### Work to be completed
Exactly as written, transcribe the lines that run from the one containing "Convert this document image to plain text." to the end of the records below.

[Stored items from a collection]
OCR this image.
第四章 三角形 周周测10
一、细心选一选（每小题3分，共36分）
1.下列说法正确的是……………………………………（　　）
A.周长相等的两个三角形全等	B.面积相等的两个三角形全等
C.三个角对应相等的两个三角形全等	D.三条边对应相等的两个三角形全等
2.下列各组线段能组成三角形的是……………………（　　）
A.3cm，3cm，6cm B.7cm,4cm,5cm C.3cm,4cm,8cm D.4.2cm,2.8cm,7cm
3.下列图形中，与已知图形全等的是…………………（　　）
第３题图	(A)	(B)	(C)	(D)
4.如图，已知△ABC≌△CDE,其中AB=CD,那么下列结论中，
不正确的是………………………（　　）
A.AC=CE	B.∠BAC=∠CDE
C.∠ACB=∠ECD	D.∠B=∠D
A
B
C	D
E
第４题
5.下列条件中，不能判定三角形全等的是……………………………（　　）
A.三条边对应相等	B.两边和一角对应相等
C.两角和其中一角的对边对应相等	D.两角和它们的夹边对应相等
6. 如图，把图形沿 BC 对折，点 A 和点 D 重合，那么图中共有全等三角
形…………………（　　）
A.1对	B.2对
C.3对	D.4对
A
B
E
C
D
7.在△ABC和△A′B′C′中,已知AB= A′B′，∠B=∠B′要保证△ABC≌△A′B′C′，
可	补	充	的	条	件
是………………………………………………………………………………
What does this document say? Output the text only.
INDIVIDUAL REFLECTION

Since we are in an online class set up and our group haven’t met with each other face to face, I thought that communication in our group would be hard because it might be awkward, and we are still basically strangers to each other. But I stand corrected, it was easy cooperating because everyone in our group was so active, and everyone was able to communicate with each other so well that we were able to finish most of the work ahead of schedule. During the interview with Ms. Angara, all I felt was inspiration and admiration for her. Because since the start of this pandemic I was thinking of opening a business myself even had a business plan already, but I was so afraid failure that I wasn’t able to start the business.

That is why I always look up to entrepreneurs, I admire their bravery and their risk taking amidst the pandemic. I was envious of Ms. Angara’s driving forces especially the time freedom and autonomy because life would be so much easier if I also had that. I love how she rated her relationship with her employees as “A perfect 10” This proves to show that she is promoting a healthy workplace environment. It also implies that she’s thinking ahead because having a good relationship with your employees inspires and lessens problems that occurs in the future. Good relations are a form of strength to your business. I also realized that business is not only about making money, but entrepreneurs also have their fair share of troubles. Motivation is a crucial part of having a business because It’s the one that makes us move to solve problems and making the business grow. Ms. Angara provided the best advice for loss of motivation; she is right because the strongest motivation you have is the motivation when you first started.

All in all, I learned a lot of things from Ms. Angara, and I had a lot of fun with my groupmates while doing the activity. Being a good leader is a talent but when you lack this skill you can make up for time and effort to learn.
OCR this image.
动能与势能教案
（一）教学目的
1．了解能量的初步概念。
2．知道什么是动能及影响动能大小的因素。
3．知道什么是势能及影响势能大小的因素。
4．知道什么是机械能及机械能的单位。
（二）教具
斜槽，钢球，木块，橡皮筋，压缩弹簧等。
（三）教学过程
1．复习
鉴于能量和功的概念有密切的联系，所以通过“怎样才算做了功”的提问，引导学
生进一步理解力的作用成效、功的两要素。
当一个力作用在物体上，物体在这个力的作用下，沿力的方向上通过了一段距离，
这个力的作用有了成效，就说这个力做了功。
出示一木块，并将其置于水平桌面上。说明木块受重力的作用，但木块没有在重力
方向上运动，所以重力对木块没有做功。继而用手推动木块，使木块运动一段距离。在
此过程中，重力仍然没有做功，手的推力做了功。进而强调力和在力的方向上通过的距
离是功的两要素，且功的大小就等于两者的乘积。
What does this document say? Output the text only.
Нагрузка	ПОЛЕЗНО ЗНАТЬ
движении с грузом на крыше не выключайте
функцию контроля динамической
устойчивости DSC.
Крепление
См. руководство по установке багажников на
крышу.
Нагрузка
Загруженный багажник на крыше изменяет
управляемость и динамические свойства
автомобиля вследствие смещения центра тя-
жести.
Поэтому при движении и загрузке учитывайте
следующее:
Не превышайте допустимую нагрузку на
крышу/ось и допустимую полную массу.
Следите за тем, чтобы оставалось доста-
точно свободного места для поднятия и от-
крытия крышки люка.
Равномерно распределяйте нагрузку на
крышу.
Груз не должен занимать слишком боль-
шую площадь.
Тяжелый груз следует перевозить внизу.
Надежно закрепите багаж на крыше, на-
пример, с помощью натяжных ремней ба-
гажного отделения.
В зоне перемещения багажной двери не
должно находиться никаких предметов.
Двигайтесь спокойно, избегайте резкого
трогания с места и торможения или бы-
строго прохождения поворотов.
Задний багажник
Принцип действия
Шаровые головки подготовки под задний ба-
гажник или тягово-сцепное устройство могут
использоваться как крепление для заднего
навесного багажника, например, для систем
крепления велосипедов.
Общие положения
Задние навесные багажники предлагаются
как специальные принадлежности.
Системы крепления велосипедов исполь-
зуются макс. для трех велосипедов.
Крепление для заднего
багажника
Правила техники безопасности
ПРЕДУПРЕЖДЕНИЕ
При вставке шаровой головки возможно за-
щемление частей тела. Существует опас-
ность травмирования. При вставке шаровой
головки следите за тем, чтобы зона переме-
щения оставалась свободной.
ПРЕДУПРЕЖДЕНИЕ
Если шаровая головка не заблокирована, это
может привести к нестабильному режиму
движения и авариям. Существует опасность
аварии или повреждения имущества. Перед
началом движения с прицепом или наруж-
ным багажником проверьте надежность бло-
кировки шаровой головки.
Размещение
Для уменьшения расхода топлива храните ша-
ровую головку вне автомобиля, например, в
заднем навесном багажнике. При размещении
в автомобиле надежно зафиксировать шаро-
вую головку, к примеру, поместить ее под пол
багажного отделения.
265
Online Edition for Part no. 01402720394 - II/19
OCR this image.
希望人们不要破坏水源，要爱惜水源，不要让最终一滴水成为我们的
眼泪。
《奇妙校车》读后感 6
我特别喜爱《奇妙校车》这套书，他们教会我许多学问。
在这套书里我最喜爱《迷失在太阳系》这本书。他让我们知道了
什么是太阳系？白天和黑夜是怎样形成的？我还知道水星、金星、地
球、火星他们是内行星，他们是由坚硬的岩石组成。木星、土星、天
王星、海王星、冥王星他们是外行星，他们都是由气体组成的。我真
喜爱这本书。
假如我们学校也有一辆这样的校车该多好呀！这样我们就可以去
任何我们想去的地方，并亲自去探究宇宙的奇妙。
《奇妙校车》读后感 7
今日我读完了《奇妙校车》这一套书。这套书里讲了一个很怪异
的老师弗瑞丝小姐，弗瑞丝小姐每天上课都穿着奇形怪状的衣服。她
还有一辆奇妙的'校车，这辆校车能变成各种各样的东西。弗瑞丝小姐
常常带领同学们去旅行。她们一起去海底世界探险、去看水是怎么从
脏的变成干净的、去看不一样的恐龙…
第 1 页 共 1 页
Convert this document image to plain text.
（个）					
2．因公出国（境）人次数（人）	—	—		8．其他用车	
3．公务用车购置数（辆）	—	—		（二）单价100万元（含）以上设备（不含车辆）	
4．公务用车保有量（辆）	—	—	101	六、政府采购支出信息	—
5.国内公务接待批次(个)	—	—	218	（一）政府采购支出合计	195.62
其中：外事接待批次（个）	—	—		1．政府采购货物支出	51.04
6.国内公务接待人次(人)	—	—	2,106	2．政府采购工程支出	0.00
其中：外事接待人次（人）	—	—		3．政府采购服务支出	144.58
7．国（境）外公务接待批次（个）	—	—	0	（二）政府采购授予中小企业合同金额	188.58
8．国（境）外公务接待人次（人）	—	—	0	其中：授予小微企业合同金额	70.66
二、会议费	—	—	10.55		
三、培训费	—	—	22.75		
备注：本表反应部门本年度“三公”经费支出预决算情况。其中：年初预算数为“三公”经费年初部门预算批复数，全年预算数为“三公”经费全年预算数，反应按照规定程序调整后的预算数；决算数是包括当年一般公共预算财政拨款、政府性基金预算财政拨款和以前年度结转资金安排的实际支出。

### Solution
Convert this document image to plain text.
（个）					
2．因公出国（境）人次数（人）	—	—		8．其他用车	
3．公务用车购置数（辆）	—	—		（二）单价100万元（含）以上设备（不含车辆）	
4．公务用车保有量（辆）	—	—	101	六、政府采购支出信息	—
5.国内公务接待批次(个)	—	—	218	（一）政府采购支出合计	195.62
其中：外事接待批次（个）	—	—		1．政府采购货物支出	51.04
6.国内公务接待人次(人)	—	—	2,106	2．政府采购工程支出	0.00
其中：外事接待人次（人）	—	—		3．政府采购服务支出	144.58
7．国（境）外公务接待批次（个）	—	—	0	（二）政府采购授予中小企业合同金额	188.58
8．国（境）外公务接待人次（人）	—	—	0	其中：授予小微企业合同金额	70.66
二、会议费	—	—	10.55		
三、培训费	—	—	22.75		
备注：本表反应部门本年度“三公”经费支出预决算情况。其中：年初预算数为“三公”经费年初部门预算批复数，全年预算数为“三公”经费全年预算数，反应按照规定程序调整后的预算数；决算数是包括当年一般公共预算财政拨款、政府性基金预算财政拨款和以前年度结转资金安排的实际支出。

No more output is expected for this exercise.